_Task details:_
Take the records below and extract, word for word, the lines from the one containing "Read this page and output its text content." through the final line, inclusive. Omit pictures.

_Source material:_
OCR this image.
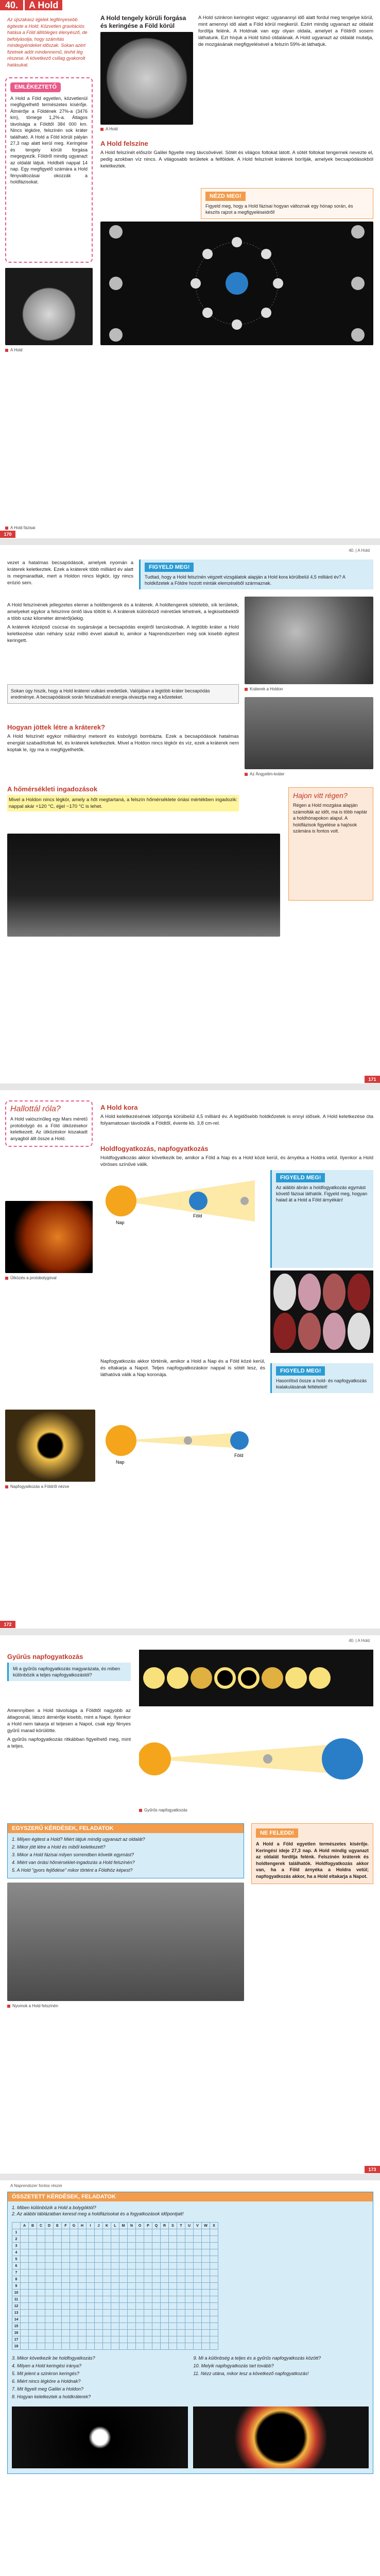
40.	A Hold
Az újszakasz éjjelek legfényesebb égiteste a Hold. Közvetlen gravitációs hatása a Föld állítóleges élenyésző, de befolyásolja, hogy számítás mindegyéndeket időszak. Sokan azért fizetnek adót mindennemű, tévhit lég részese. A következő csillag gyakorolt hatásukat.
EMLÉKEZTETŐ
A Hold a Föld egyetlen, közvetlenül megfigyelhető természetes kísérője. Átmérője a Földének 27%-a (3476 km), tömege 1,2%-a. Átlagos távolsága a Földtől 384 000 km. Nincs légköre, felszínén sok kráter található. A Hold a Föld körüli pályán 27,3 nap alatt kerül meg. Keringése és tengely körüli forgása megegyezik. Földről mindig ugyanazt az oldalát látjuk. Holdbéli nappal 14 nap. Egy megfigyelő számára a Hold fényváltozásai okozzák a holdfázisokat.
A Hold
A Hold tengely körüli forgása és keringése a Föld körül
A Hold
A Hold szinkron keringést végez: ugyanannyi idő alatt fordul meg tengelye körül, mint amennyi idő alatt a Föld körül megkerül. Ezért mindig ugyanazt az oldalát fordítja felénk. A Holdnak van egy olyan oldala, amelyet a Földről sosem láthatunk. Ezt hívjuk a Hold túlsó oldalának. A Hold ugyanazt az oldalát mutatja, de mozgásának megfigyelésével a felszín 59%-át láthatjuk.
A Hold felszíne
A Hold felszínét először Galilei figyelte meg távcsövével. Sötét és világos foltokat látott. A sötét foltokat tengernek nevezte el, pedig azokban víz nincs. A világosabb területek a felföldek. A Hold felszínét kráterek borítják, amelyek becsapódásokból keletkeztek.
NÉZD MEG!
Figyeld meg, hogy a Hold fázisai hogyan változnak egy hónap során, és készíts rajzot a megfigyeléseidről!
A Hold fázisai
170
40. | A Hold
vezet a hatalmas becsapódások, amelyek nyomán a kráterek keletkeztek. Ezek a kráterek több milliárd év alatt is megmaradtak, mert a Holdon nincs légkör, így nincs erózió sem.
FIGYELD MEG!
Tudtad, hogy a Hold felszínén végzett vizsgálatok alapján a Hold kora körülbelül 4,5 milliárd év? A holdkőzetek a Földre hozott minták elemzéséből származnak.

A Hold felszínének jellegzetes elemei a holdtengerek és a kráterek. A holdtengerek sötétebb, sík területek, amelyeket egykor a felszínre ömlő láva töltött ki. A kráterek különböző méretűek lehetnek, a legkisebbektől a több száz kilométer átmérőjűekig.

A kráterek középső csúcsai és sugársávjai a becsapódás erejéről tanúskodnak. A legtöbb kráter a Hold keletkezése után néhány száz millió évvel alakult ki, amikor a Naprendszerben még sok kisebb égitest keringett.

Kráterek a Holdon
Sokan úgy hiszik, hogy a Hold kráterei vulkáni eredetűek. Valójában a legtöbb kráter becsapódás eredménye. A becsapódások során felszabaduló energia olvasztja meg a kőzeteket.
Az Ángyelim-kráter
Hogyan jöttek létre a kráterek?
A Hold felszínét egykor milliárdnyi meteorit és kisbolygó bombázta. Ezek a becsapódások hatalmas energiát szabadítottak fel, és kráterek keletkeztek. Mivel a Holdon nincs légkör és víz, ezek a kráterek nem koptak le, így ma is megfigyelhetők.
A hőmérsékleti ingadozások
Mivel a Holdon nincs légkör, amely a hőt megtartaná, a felszín hőmérséklete óriási mértékben ingadozik: nappal akár +120 °C, éjjel −170 °C is lehet.
Hajon vitt régen?
Régen a Hold mozgása alapján számolták az időt, ma is több naptár a holdhónapokon alapul. A holdfázisok figyelése a hajósok számára is fontos volt.
171
Hallottál róla?
A Hold valószínűleg egy Mars méretű protobolygó és a Föld ütközésekor keletkezett. Az ütközéskor kiszakadt anyagból állt össze a Hold.
Ütközés a protobolygóval
A Hold kora
A Hold keletkezésének időpontja körülbelül 4,5 milliárd év. A legidősebb holdkőzetek is ennyi idősek. A Hold keletkezése óta folyamatosan távolodik a Földtől, évente kb. 3,8 cm-rel.
Holdfogyatkozás, napfogyatkozás
Holdfogyatkozás akkor következik be, amikor a Föld a Nap és a Hold közé kerül, és árnyéka a Holdra vetül. Ilyenkor a Hold vöröses színűvé válik.
Nap
Föld
FIGYELD MEG!
Az alábbi ábrán a holdfogyatkozás egymást követő fázisai láthatók. Figyeld meg, hogyan halad át a Hold a Föld árnyékán!
Napfogyatkozás akkor történik, amikor a Hold a Nap és a Föld közé kerül, és eltakarja a Napot. Teljes napfogyatkozáskor nappal is sötét lesz, és láthatóvá válik a Nap koronája.
Nap
Föld
FIGYELD MEG!
Hasonlítsd össze a hold- és napfogyatkozás kialakulásának feltételeit!
Napfogyatkozás a Földről nézve
172
40. | A Hold
Gyűrűs napfogyatkozás
Mi a gyűrűs napfogyatkozás magyarázata, és miben különbözik a teljes napfogyatkozástól?

Amennyiben a Hold távolsága a Földtől nagyobb az átlagosnál, látszó átmérője kisebb, mint a Napé. Ilyenkor a Hold nem takarja el teljesen a Napot, csak egy fényes gyűrű marad körülötte.

A gyűrűs napfogyatkozás ritkábban figyelhető meg, mint a teljes.

Gyűrűs napfogyatkozás
EGYSZERŰ KÉRDÉSEK, FELADATOK
1. Milyen égitest a Hold? Miért látjuk mindig ugyanazt az oldalát?
2. Mikor jött létre a Hold és miből keletkezett?
3. Mikor a Hold fázisai milyen sorrendben követik egymást?
4. Miért van óriási hőmérséklet-ingadozás a Hold felszínén?
5. A Hold "gyors fejlődése" mikor történt a Földhöz képest?
Nyomok a Hold felszínén
NE FELEDD!
A Hold a Föld egyetlen természetes kísérője. Keringési ideje 27,3 nap. A Hold mindig ugyanazt az oldalát fordítja felénk. Felszínén kráterek és holdtengerek találhatók. Holdfogyatkozás akkor van, ha a Föld árnyéka a Holdra vetül; napfogyatkozás akkor, ha a Hold eltakarja a Napot.
173
A Naprendszer fontos részei
ÖSSZETETT KÉRDÉSEK, FELADATOK
1. Miben különbözik a Hold a bolygóktól?
2. Az alábbi táblázatban keresd meg a holdfázisokat és a fogyatkozások időpontjait!
	A	B	C	D	E	F	G	H	I	J	K	L	M	N	O	P	Q	R	S	T	U	V	W	X
1																								
2																								
3																								
4																								
5																								
6																								
7																								
8																								
9																								
10																								
11																								
12																								
13																								
14																								
15																								
16																								
17																								
18																								
3. Mikor következik be holdfogyatkozás?
4. Milyen a Hold keringési iránya?
5. Mit jelent a szinkron keringés?
6. Miért nincs légköre a Holdnak?
7. Mit figyelt meg Galilei a Holdon?
8. Hogyan keletkeztek a holdkráterek?
9. Mi a különbség a teljes és a gyűrűs napfogyatkozás között?
10. Melyik napfogyatkozás tart tovább?
11. Nézz utána, mikor lesz a következő napfogyatkozás!
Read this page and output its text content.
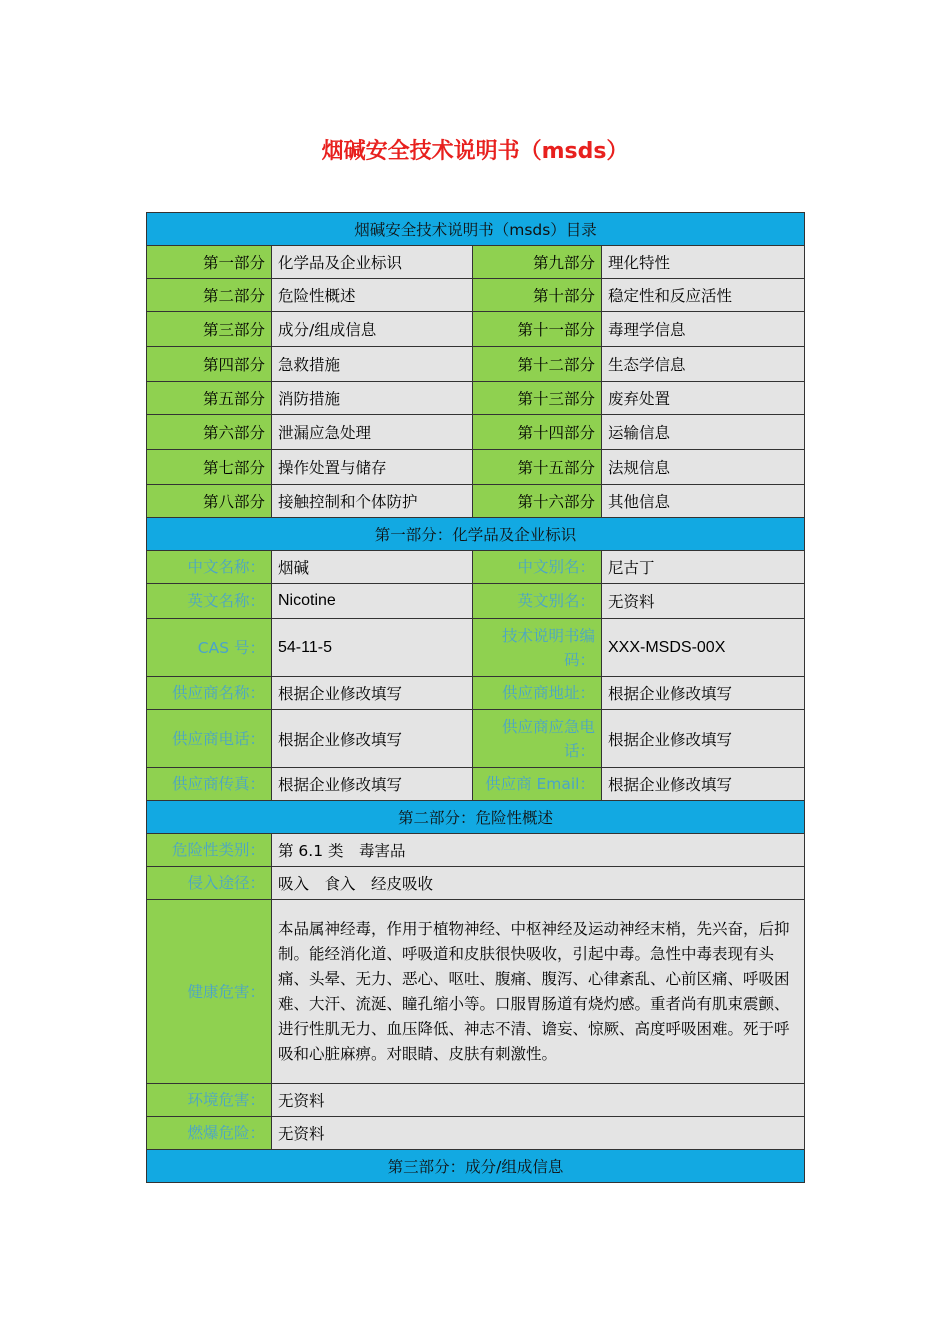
烟碱安全技术说明书（msds）
烟碱安全技术说明书（msds）目录			
第一部分	化学品及企业标识	第九部分	理化特性
第二部分	危险性概述	第十部分	稳定性和反应活性
第三部分	成分/组成信息	第十一部分	毒理学信息
第四部分	急救措施	第十二部分	生态学信息
第五部分	消防措施	第十三部分	废弃处置
第六部分	泄漏应急处理	第十四部分	运输信息
第七部分	操作处置与储存	第十五部分	法规信息
第八部分	接触控制和个体防护	第十六部分	其他信息
第一部分：化学品及企业标识			
中文名称：	烟碱	中文别名：	尼古丁
英文名称：	Nicotine	英文别名：	无资料
CAS 号：	54-11-5	技术说明书编码：	XXX-MSDS-00X
供应商名称：	根据企业修改填写	供应商地址：	根据企业修改填写
供应商电话：	根据企业修改填写	供应商应急电话：	根据企业修改填写
供应商传真：	根据企业修改填写	供应商 Email：	根据企业修改填写
第二部分：危险性概述			
危险性类别：	第 6.1 类　毒害品		
侵入途径：	吸入　食入　经皮吸收		
健康危害：	本品属神经毒，作用于植物神经、中枢神经及运动神经末梢，先兴奋，后抑制。能经消化道、呼吸道和皮肤很快吸收，引起中毒。急性中毒表现有头痛、头晕、无力、恶心、呕吐、腹痛、腹泻、心律紊乱、心前区痛、呼吸困难、大汗、流涎、瞳孔缩小等。口服胃肠道有烧灼感。重者尚有肌束震颤、进行性肌无力、血压降低、神志不清、谵妄、惊厥、高度呼吸困难。死于呼吸和心脏麻痹。对眼睛、皮肤有刺激性。		
环境危害：	无资料		
燃爆危险：	无资料		
第三部分：成分/组成信息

_Response below:_
Read this page and output its text content.
烟碱安全技术说明书（msds）
烟碱安全技术说明书（msds）目录			
第一部分	化学品及企业标识	第九部分	理化特性
第二部分	危险性概述	第十部分	稳定性和反应活性
第三部分	成分/组成信息	第十一部分	毒理学信息
第四部分	急救措施	第十二部分	生态学信息
第五部分	消防措施	第十三部分	废弃处置
第六部分	泄漏应急处理	第十四部分	运输信息
第七部分	操作处置与储存	第十五部分	法规信息
第八部分	接触控制和个体防护	第十六部分	其他信息
第一部分：化学品及企业标识			
中文名称：	烟碱	中文别名：	尼古丁
英文名称：	Nicotine	英文别名：	无资料
CAS 号：	54-11-5	技术说明书编码：	XXX-MSDS-00X
供应商名称：	根据企业修改填写	供应商地址：	根据企业修改填写
供应商电话：	根据企业修改填写	供应商应急电话：	根据企业修改填写
供应商传真：	根据企业修改填写	供应商 Email：	根据企业修改填写
第二部分：危险性概述			
危险性类别：	第 6.1 类　毒害品		
侵入途径：	吸入　食入　经皮吸收		
健康危害：	本品属神经毒，作用于植物神经、中枢神经及运动神经末梢，先兴奋，后抑制。能经消化道、呼吸道和皮肤很快吸收，引起中毒。急性中毒表现有头痛、头晕、无力、恶心、呕吐、腹痛、腹泻、心律紊乱、心前区痛、呼吸困难、大汗、流涎、瞳孔缩小等。口服胃肠道有烧灼感。重者尚有肌束震颤、进行性肌无力、血压降低、神志不清、谵妄、惊厥、高度呼吸困难。死于呼吸和心脏麻痹。对眼睛、皮肤有刺激性。		
环境危害：	无资料		
燃爆危险：	无资料		
第三部分：成分/组成信息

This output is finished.